## CONSIGNES
(a) Répondez aux questions suivantes d'après l'extrait sur le repas avec Sylvie :
(i) Pour combien de personnes la réservation a-t-elle été faite ?
(ii) Selon Sylvie, quelle forme a l'estomac des carnivores ?
(iii) Dans quelle localité se trouve l'appartement de Sylvie ?
(b) Indiquez si chaque affirmation concorde avec l'extrait sur le repas avec Sylvie, en répondant par oui ou par non et en citant les mots décisifs :
(i) Sylvie a apporté un gâteau pour le groupe.
(ii) Les descriptions de Sylvie ont coupé l'appétit du groupe.
(iii) Sylvie entend des cris venant de deux fermes.
(c) Poursuivez le récit du repas avec Sylvie après sa dernière phrase.

**** EXTRAIT

Evidemment, j'ai réservé pour dix et nous ne sommes que cinq à manger ce qui était convenu. Sylvie ne risque pas de manger un plat où figure de la viande et nous fait un cours de diététique très controversé au cours du repas. "Vous n'avez qu'à sentir vos selles !", dit-elle, "si elles sont malodorantes, c'est que vous mangez des aliments qui ne vous conviennent pas. De quelle forme est votre estomac ? Allongée ? Oui, eh bien, cela signifie que nous avons un système digestif plus semblable à celui des herbivores, que des carnivores, car ces derniers ont un estomac rond, de façon à ce que les viandes qu'ils ingèrent y séjournent le moins possible !" Ensuite, elle nous parle des méfaits du lait de vache et termine par la recette des pois cassés. Il ne faut pas croire, c'est instructif, les marches en montagne... Comble de tout, il paraît que nous sommes en pleine saison du cochon et, depuis plusieurs semaines, elle doit supporter depuis son appartement de Larressore les cris qui s'échappent à tour de rôle des trois fermes alentour ! Elle nous explique que les paysans ont un long bâton terminé par un anneau en fil de fer qu'ils passent dans le groin hyper-sensible des pauvres bêtes. A chaque fois qu'elles bougent, elles hurlent. Les cochons crient même de peur, avant d'être pris. Alors, quand le couteau commence à faire son oeuvre, c'est l'horreur. Le sang jaillit à flot, dont une partie est bouillie et l'autre brûlée. Inutile de dire que le jambon ne l'inspire pas beaucoup en ce moment. Enfin, toutes ces descriptions ne nous coupent pas l'appétit, creusé par la marche et le bon air, et nous clôturons notre repas par la dégustation d'un très bon gâteau que Sylvie a préparé et emporté dans son sac pour le groupe.

********
**** DONNÉES FOURNIES

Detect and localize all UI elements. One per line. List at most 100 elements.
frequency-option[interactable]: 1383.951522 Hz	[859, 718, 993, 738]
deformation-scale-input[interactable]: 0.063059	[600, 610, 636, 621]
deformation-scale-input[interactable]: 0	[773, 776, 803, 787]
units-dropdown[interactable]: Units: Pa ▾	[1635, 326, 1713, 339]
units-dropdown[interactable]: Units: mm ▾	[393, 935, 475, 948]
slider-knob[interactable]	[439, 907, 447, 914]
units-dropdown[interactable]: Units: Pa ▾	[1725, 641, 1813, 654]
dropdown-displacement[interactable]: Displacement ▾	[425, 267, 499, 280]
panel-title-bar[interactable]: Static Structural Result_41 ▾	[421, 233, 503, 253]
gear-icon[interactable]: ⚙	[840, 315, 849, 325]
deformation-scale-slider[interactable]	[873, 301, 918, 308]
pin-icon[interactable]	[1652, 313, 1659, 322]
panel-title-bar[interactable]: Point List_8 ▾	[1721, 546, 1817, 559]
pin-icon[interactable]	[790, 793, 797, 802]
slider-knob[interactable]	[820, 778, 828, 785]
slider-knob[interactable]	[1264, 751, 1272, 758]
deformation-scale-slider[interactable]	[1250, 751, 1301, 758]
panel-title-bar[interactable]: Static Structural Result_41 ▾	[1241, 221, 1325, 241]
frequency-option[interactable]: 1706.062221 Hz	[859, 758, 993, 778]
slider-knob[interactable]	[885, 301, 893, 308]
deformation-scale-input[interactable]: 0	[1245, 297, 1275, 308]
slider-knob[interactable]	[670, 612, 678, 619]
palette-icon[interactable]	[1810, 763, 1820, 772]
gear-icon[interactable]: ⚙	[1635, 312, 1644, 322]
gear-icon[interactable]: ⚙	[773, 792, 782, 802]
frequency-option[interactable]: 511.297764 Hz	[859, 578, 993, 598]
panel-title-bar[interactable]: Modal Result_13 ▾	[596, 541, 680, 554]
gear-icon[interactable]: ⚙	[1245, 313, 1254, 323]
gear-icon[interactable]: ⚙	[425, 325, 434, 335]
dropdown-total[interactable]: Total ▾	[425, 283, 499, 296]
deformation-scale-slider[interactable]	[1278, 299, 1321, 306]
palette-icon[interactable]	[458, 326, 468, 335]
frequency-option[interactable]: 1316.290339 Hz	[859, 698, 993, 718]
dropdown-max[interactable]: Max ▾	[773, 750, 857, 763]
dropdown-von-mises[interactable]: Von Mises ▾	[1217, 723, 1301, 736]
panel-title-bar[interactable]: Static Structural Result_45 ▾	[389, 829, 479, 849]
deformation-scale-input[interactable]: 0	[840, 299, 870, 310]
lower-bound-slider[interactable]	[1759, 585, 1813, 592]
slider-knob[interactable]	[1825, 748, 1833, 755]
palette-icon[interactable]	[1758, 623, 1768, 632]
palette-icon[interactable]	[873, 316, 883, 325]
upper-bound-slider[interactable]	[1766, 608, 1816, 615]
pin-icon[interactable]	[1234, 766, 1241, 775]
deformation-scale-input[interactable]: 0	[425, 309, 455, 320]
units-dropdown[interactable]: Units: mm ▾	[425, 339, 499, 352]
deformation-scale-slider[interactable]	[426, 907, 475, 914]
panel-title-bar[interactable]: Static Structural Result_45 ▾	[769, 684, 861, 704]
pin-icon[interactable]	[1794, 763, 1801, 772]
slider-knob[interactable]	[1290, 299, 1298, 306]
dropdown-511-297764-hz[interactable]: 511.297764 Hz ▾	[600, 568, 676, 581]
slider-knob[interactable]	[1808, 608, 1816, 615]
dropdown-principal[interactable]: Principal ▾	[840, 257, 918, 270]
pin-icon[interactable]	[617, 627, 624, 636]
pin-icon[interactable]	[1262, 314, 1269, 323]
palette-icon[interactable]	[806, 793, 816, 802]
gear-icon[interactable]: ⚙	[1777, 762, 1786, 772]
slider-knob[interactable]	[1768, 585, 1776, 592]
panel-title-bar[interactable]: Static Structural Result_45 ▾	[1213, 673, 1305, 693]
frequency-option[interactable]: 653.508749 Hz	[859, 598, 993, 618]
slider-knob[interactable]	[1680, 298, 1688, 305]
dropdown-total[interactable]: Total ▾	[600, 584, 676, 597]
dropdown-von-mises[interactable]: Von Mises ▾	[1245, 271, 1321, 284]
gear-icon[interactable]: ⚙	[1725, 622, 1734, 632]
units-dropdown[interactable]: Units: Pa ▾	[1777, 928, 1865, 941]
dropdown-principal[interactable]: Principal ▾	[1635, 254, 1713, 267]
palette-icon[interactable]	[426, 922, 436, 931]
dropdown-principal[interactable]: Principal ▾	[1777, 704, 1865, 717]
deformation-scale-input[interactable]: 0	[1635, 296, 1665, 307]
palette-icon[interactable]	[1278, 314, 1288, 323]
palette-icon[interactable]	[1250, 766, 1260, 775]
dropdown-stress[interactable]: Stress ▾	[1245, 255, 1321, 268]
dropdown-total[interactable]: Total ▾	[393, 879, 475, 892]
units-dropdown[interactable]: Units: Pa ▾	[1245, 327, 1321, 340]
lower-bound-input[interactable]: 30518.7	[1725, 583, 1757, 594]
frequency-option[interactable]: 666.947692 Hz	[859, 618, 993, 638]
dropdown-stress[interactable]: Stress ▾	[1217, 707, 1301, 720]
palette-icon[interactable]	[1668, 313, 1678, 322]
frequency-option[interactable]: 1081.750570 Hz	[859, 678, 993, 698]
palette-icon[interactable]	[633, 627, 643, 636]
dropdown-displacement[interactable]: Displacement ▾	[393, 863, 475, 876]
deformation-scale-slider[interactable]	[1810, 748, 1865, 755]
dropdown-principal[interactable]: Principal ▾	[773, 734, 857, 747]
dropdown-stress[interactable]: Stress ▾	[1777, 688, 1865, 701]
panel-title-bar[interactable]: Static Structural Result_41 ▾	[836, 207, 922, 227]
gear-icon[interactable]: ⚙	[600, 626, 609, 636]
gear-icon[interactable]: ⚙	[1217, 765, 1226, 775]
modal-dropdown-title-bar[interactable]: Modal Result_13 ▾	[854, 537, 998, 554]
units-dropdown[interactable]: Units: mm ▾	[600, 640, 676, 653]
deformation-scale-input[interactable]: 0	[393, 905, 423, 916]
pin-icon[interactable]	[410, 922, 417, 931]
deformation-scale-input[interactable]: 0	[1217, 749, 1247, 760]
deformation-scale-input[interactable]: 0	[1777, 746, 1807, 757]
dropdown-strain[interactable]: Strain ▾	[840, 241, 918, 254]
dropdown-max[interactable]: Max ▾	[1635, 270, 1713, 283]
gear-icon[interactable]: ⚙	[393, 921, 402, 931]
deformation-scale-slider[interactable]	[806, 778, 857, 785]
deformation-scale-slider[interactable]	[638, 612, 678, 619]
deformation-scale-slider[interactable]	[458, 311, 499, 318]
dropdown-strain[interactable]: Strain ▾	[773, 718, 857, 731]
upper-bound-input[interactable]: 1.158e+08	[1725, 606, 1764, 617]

********

## RÉPONSES
(a)
(i) Pour dix personnes.
(ii) Il est rond.
(iii) À Larressore.

(b)
(i) Oui : « un très bon gâteau que Sylvie a préparé et emporté dans son sac pour le groupe ».
(ii) Non : « toutes ces descriptions ne nous coupent pas l'appétit ».
(iii) Non : « des trois fermes alentour ».

(c)
Après quoi, nous nous scindons en deux : Elisabeth, Sylvie et les enfants gagnent le bar sur la route d'Ascain-Ibardin, tandis que nous repartons au pas de course pour récupérer les voitures avant la nuit. Au passage, nous examinons un phénomène curieux : il semble que des portions entières de forêts soient en train de dépérir. Le sol est tapissé des toutes petites aiguilles de conifères, sans doute des mélèzes, qui roussissent et perdent leur parure comme des arbres à feuilles caduques. Si c'était normal, toute la forêt en ferait autant, mais les arbres un peu plus loin restent verts. Ils sont peut-être atteints d'une maladie ? C'est curieux que l'on continue à pratiquer la monoculture alors qu'on en connaît les inconvénients. Je pense que si l'on plantait des essences variés, les maladies auraient plus de difficultés à se propager, sans parler même parler d'esthétique et d'hébergement d'une faune multiple. Les conifères ont en plus la fâcheuse tendance à acidifier les sols, ce qui tue beaucoup de plantes et affecte la qualité des eaux, je crois. Max est content : au retour, il se repère plus facilement et nous coupons au plus court, repérant au passage le col des Trois Fontaines où le sol est parcouru de multiples ruisseaux et transformé partiellement en marécages.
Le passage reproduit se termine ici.